● What is being asked
Comb through the entries for "text" and pull out each line that holds it.

▼

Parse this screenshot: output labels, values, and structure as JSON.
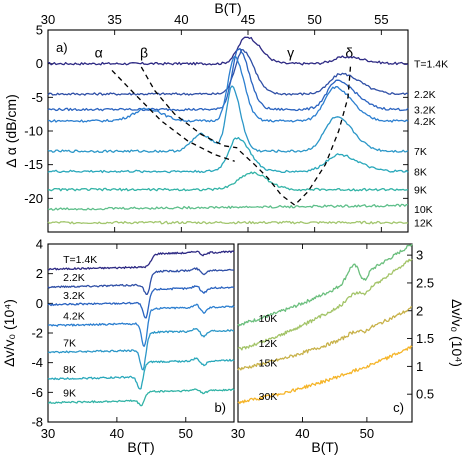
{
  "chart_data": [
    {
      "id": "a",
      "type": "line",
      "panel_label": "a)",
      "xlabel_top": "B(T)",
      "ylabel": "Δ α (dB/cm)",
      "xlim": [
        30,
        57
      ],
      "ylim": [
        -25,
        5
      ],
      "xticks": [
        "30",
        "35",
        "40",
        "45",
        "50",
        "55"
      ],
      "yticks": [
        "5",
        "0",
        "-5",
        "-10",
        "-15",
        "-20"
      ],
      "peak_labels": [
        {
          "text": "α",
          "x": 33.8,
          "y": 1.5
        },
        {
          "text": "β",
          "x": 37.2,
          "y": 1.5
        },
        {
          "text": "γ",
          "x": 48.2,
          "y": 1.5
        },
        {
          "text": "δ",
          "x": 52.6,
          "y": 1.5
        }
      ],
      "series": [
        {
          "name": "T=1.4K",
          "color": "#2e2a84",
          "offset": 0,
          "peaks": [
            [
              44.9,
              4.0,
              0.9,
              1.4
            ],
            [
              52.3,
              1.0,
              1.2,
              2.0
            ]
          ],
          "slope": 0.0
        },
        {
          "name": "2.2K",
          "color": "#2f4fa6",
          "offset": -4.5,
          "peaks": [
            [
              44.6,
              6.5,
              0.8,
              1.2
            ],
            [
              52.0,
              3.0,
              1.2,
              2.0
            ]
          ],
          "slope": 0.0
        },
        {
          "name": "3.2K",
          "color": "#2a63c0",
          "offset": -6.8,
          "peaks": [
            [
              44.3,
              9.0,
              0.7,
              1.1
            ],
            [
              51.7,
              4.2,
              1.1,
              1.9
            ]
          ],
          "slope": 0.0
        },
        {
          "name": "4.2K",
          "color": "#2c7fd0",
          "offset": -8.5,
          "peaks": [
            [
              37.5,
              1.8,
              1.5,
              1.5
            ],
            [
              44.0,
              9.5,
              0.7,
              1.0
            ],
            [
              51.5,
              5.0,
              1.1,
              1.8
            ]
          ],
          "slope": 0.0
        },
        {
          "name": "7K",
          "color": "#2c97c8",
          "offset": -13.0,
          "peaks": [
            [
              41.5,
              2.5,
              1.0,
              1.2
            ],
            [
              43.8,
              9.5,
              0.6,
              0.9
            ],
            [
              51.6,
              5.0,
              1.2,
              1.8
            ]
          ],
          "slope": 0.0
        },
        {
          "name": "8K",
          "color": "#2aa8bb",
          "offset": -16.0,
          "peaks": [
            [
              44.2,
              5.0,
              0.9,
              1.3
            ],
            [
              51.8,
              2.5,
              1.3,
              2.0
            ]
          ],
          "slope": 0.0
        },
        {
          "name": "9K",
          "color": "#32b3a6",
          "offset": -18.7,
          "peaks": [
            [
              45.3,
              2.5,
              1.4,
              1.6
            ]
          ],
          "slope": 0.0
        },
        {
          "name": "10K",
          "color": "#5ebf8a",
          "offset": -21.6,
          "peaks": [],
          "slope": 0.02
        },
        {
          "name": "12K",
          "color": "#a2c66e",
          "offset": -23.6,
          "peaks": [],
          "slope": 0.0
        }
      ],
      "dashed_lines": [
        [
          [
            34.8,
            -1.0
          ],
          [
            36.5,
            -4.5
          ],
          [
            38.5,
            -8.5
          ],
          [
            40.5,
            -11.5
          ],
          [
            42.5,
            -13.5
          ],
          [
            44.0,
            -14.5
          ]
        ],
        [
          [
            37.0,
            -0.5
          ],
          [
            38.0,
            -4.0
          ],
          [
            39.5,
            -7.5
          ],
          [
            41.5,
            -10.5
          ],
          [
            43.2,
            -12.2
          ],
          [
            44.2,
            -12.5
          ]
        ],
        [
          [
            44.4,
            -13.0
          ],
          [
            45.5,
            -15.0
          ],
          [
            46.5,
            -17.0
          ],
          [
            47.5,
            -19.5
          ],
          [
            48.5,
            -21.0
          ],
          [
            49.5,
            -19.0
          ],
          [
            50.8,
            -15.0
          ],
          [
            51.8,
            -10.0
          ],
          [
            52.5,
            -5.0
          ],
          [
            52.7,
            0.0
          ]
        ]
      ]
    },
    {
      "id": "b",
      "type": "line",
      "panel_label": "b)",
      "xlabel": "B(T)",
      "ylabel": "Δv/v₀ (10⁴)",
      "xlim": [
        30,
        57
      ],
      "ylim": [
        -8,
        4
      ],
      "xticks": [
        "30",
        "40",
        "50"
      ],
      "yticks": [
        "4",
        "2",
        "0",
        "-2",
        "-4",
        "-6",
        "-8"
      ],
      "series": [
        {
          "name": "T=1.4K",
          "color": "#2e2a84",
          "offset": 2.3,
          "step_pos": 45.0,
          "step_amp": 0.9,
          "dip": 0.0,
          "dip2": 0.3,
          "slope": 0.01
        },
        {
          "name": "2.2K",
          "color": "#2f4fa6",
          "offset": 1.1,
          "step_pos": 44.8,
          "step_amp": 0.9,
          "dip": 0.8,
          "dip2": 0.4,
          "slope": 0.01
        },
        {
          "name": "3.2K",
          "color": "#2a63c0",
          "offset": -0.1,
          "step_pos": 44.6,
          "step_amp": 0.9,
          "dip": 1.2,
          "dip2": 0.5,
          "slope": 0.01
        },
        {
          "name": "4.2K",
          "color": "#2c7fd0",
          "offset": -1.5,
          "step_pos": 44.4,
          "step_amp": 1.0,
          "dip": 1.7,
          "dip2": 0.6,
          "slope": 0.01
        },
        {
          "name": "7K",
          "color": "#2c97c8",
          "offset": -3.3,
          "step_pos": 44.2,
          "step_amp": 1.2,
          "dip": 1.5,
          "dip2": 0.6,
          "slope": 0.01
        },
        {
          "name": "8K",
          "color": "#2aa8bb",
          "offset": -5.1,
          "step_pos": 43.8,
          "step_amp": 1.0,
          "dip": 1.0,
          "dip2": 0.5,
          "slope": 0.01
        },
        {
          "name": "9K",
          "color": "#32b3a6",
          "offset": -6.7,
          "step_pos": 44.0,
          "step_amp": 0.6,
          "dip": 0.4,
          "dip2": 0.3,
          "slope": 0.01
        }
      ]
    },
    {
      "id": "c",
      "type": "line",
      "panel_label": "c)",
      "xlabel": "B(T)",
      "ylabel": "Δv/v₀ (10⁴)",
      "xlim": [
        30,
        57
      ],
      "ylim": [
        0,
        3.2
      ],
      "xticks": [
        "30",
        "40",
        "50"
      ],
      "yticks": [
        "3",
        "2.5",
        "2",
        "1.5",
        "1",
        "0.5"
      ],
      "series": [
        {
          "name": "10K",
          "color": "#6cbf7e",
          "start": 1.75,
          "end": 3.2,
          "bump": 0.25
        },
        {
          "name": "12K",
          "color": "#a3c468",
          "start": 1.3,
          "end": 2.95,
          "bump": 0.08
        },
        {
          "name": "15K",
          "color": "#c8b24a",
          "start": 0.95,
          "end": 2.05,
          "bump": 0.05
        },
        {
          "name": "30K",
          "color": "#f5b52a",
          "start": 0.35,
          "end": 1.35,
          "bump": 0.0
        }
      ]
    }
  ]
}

▲
▼

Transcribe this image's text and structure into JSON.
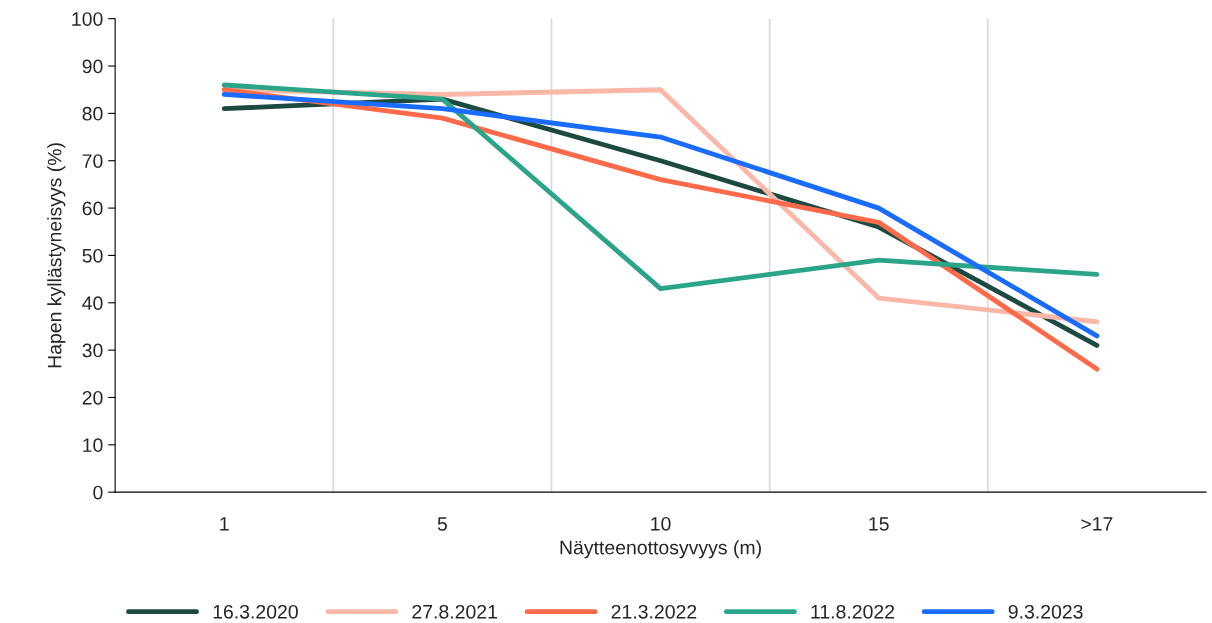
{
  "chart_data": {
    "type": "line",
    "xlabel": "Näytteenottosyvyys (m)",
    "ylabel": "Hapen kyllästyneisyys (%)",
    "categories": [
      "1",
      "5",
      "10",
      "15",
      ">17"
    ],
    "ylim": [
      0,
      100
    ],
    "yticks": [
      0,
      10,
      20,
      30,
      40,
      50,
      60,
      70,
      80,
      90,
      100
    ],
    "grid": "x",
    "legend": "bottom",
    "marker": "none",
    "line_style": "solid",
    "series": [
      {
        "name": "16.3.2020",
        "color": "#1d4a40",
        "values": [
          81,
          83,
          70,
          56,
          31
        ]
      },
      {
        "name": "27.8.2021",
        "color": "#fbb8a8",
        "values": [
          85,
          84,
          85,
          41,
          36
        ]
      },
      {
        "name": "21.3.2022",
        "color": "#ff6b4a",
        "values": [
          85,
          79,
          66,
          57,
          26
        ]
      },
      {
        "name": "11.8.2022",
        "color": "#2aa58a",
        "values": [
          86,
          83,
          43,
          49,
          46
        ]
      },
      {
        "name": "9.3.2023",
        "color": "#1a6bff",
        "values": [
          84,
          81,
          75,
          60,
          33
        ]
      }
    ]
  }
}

▲

● Exercise result
          "text": "α",
          "text": "β",
          "text": "γ",
          "text": "δ",
Transcribe this image's text and structure into JSON.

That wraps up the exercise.